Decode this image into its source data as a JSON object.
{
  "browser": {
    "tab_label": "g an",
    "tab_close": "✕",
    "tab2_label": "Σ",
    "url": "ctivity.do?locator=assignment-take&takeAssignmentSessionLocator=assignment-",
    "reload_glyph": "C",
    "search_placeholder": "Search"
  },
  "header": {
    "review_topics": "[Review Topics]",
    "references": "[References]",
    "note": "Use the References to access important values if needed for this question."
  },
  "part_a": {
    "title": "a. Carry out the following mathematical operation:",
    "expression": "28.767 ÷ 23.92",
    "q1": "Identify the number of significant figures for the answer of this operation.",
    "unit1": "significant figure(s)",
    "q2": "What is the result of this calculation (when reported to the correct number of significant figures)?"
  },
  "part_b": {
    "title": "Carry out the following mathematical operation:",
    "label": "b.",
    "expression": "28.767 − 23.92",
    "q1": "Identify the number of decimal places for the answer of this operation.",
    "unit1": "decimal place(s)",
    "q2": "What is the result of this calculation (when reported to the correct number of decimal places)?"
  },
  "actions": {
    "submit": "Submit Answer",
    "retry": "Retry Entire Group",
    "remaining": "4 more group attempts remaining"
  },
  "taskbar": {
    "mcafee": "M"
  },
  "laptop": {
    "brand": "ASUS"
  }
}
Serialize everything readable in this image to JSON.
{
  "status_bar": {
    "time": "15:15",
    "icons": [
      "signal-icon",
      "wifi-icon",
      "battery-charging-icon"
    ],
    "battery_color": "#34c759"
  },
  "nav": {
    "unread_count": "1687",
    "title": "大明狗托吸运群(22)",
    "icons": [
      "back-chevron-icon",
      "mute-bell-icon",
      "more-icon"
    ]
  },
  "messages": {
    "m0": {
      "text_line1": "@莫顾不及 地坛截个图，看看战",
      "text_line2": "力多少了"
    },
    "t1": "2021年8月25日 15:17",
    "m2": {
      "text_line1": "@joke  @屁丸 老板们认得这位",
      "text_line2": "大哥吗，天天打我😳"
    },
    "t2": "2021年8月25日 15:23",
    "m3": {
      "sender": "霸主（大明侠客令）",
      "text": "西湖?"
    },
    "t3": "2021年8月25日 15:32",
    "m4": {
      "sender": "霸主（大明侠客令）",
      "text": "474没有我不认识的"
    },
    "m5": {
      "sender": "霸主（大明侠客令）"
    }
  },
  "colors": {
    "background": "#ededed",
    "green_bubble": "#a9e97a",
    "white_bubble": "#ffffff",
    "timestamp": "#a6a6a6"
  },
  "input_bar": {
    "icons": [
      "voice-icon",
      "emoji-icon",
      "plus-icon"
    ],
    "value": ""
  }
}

++++++

Look through the data and gather every line with the string "title" in it.

**COMPLETED EXERCISE**
    "title": "a. Carry out the following mathematical operation:",
    "title": "Carry out the following mathematical operation:",
    "title": "大明狗托吸运群(22)",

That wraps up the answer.